Stated problem ▸
Answer these from the post on Harlan Ellison:
1. Which other SF author does the writer say they adore?
2. What is the title of the documentary about Ellison that the writer saw?
3. Which Ellison book should a pre-teen not read without guidance?

Page text ▸
------------------------------------------------------------------------

03 July 2009

Harlan Ellison: The Terrible Baby of American Letters

2130.There are two SF authors I adore, even though I don't particularly like everything they've ever done. One of them is Ursula K. LeGuin.

This is not about her.

I recently got the chance to see the documentary Dreams With Sharp Teeth, about the life and times and writings of the once-so-called enfant terrible of the SF world, Harlan Ellison. I first read Ellison when I was way too young, and I think it affected me in certain ways, sadly, none of which are actionable in court. But actually, I don't mind all that much.

I will say this much; if you have a SF-loving pre-teen and he or she gets their hands on a copy of Approaching Oblivion, don't let them read it without guidance. But do let them read it.

Harlan Ellison is many things. He is famously testy and fiercely opnionated. He will go balls-to-the-wall with you if you insist. He uses words as a battering ram, also writes as though he was making love to them. I've never seen him use a mis-turn of phrase. There are many reasons why he will ring down whatever years this civilization has left to it as a man of the L word (Literature, that is) and they'll make kids read him in schools: "I Have No Mouth and I Must Scream", "Repent, Harlequin said the Ticktockman", the Dangerous Visions anthologies, and more.

------------------------------------------------------------------------

Data provided ▸
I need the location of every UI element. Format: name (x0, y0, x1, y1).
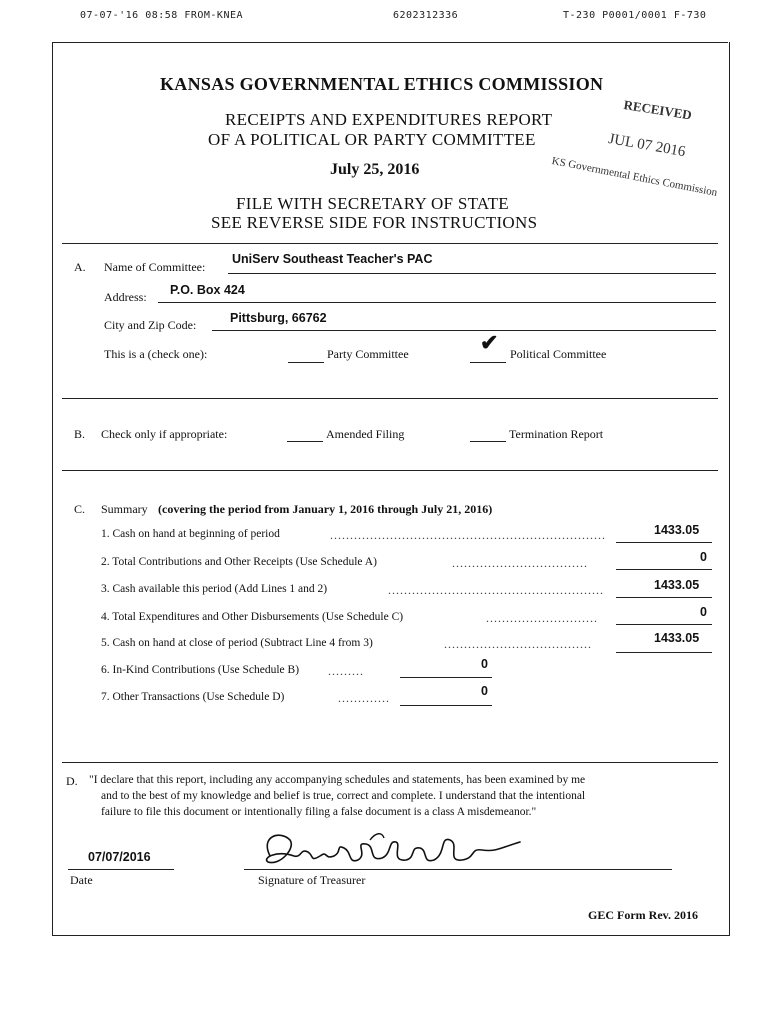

------------------------------------------------------------------------

Task result ▸
1. Ursula K. LeGuin
2. Dreams With Sharp Teeth
3. Approaching Oblivion